■ DIRECTIVE
Search the material for the string "OPTIONS" and copy each line where it occurs.

* BEGIN *

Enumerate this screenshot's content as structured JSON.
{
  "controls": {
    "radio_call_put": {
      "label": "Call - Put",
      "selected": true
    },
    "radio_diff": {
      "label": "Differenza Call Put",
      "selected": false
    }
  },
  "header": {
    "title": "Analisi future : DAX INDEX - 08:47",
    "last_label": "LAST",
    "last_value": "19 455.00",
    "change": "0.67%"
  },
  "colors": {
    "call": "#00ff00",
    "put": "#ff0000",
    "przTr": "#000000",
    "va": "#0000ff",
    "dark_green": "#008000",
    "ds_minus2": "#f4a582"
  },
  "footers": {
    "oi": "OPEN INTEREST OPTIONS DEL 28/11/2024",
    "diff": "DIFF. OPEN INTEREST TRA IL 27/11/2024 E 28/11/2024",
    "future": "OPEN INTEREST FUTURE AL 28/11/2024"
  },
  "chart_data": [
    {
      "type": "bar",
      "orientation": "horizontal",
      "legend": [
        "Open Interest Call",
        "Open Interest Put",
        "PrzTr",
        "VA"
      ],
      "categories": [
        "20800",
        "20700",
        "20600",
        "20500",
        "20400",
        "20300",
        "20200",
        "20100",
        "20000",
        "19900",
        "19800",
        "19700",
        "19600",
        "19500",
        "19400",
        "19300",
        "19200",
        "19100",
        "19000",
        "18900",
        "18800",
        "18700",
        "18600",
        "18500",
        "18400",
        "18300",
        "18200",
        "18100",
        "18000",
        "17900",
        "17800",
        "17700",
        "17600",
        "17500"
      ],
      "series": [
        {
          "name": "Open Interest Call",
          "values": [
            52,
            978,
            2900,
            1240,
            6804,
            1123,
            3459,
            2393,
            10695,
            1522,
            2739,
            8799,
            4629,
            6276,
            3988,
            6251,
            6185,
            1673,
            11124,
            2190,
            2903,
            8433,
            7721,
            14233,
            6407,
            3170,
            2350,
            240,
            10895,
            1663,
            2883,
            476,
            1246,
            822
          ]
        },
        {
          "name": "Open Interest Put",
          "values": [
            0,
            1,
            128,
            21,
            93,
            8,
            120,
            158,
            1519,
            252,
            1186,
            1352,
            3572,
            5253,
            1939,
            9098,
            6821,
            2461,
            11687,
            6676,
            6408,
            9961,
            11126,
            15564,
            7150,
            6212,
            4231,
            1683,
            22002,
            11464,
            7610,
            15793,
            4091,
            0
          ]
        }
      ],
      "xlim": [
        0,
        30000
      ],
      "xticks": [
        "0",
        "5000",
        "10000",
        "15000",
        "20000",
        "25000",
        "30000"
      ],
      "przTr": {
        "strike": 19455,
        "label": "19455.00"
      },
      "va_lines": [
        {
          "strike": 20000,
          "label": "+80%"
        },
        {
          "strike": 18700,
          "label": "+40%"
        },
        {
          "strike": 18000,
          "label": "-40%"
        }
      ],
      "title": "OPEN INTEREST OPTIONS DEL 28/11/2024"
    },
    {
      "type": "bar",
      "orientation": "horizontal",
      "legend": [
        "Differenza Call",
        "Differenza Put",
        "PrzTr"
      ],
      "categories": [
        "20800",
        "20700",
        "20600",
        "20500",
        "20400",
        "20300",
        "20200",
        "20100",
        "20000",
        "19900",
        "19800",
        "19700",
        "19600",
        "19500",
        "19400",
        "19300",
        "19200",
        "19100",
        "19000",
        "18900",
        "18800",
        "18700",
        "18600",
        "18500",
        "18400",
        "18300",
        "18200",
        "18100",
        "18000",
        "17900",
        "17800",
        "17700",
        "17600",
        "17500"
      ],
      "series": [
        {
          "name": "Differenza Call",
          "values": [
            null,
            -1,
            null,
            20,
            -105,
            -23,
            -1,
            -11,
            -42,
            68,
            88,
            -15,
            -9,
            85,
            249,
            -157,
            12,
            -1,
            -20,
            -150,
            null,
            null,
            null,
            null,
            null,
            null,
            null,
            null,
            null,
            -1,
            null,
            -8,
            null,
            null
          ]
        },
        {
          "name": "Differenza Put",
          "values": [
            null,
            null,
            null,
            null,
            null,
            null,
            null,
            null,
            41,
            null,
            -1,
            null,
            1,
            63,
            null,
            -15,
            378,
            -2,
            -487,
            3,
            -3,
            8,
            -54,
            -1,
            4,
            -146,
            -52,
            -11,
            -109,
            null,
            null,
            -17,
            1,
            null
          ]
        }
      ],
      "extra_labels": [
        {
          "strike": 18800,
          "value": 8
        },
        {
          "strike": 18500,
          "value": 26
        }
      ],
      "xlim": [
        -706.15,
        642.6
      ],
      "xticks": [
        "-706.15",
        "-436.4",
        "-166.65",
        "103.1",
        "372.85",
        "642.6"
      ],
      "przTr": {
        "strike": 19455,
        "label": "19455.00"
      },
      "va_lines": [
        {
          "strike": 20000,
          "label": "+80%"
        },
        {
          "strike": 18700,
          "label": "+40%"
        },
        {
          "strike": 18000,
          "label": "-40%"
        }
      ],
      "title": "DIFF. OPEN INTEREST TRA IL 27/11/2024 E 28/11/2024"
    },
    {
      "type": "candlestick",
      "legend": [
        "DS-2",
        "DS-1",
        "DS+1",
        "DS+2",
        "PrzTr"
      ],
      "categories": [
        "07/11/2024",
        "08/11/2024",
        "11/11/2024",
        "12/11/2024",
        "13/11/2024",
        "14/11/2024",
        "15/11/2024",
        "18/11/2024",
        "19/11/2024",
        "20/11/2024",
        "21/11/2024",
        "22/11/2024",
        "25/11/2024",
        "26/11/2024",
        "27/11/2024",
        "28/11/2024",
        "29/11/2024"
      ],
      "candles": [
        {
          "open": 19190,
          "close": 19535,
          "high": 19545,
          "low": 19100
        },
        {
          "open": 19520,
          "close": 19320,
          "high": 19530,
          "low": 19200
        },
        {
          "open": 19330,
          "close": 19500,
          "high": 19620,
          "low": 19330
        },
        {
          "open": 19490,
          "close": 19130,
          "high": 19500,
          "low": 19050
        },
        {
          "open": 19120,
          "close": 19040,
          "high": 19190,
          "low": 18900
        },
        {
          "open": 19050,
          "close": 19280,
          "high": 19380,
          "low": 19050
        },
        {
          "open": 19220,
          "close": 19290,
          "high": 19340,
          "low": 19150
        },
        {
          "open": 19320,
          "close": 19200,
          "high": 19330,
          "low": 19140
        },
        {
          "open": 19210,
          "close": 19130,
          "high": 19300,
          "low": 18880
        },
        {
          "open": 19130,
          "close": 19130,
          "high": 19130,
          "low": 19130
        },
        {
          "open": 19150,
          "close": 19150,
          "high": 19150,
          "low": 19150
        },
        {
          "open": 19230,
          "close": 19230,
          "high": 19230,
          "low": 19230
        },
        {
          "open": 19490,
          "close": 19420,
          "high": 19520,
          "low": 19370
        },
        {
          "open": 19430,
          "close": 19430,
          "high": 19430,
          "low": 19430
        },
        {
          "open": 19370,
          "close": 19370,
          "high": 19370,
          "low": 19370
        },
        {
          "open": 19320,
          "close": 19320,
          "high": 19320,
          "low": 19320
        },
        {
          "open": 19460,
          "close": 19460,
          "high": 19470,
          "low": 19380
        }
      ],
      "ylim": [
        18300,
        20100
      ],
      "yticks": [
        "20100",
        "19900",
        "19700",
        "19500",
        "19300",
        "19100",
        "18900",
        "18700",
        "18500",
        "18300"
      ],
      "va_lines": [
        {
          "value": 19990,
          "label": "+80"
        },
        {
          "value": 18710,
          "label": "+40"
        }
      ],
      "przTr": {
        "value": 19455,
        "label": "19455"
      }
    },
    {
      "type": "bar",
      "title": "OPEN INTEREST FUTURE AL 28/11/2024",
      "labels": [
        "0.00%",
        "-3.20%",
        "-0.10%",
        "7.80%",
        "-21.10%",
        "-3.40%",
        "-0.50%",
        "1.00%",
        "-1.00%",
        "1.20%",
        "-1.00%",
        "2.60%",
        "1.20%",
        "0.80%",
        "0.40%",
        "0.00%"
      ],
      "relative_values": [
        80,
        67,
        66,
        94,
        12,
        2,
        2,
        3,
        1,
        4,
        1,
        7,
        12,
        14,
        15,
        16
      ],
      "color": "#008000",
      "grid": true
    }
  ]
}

* END *

■ WORKED SOLUTION
    "oi": "OPEN INTEREST OPTIONS DEL 28/11/2024",
      "title": "OPEN INTEREST OPTIONS DEL 28/11/2024"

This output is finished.